(Dataset entries)
────────────────────

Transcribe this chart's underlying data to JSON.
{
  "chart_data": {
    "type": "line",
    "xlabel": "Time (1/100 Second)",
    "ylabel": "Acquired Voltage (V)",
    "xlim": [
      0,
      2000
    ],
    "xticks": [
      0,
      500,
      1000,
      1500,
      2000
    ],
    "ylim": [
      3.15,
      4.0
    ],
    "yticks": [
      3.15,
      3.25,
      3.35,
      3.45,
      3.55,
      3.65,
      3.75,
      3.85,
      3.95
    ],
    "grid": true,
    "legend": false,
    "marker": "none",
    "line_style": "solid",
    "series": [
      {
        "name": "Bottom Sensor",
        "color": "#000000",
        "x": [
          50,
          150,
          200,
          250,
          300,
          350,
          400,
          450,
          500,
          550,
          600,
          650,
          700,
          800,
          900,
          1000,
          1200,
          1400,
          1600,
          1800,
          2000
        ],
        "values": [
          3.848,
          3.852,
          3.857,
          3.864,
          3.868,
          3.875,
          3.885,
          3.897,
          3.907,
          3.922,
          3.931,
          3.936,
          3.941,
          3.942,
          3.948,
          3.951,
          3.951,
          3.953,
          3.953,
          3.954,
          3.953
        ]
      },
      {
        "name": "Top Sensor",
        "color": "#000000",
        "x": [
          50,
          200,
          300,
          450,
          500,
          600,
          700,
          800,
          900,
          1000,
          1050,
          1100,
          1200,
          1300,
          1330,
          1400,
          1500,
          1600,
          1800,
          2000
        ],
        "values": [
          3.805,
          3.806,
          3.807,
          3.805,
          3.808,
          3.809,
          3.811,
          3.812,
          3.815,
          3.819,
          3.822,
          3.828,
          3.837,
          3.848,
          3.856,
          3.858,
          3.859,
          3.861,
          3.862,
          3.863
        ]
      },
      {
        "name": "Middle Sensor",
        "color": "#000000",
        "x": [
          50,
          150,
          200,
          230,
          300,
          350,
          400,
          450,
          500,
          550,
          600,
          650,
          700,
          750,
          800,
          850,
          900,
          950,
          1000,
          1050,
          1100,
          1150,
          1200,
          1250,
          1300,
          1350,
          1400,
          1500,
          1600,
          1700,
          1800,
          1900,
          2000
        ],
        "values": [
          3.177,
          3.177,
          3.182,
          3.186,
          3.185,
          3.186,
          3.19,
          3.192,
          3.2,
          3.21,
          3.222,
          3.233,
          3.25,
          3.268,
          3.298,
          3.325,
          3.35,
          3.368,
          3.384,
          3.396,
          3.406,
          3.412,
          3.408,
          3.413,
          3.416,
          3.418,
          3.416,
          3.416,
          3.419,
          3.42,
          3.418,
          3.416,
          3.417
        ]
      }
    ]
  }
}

────────────────────

- **What the task asks**: Which lines include "Sensor"? Copy each of them out.

- **Written reply**:
        "name": "Bottom Sensor",
        "name": "Top Sensor",
        "name": "Middle Sensor",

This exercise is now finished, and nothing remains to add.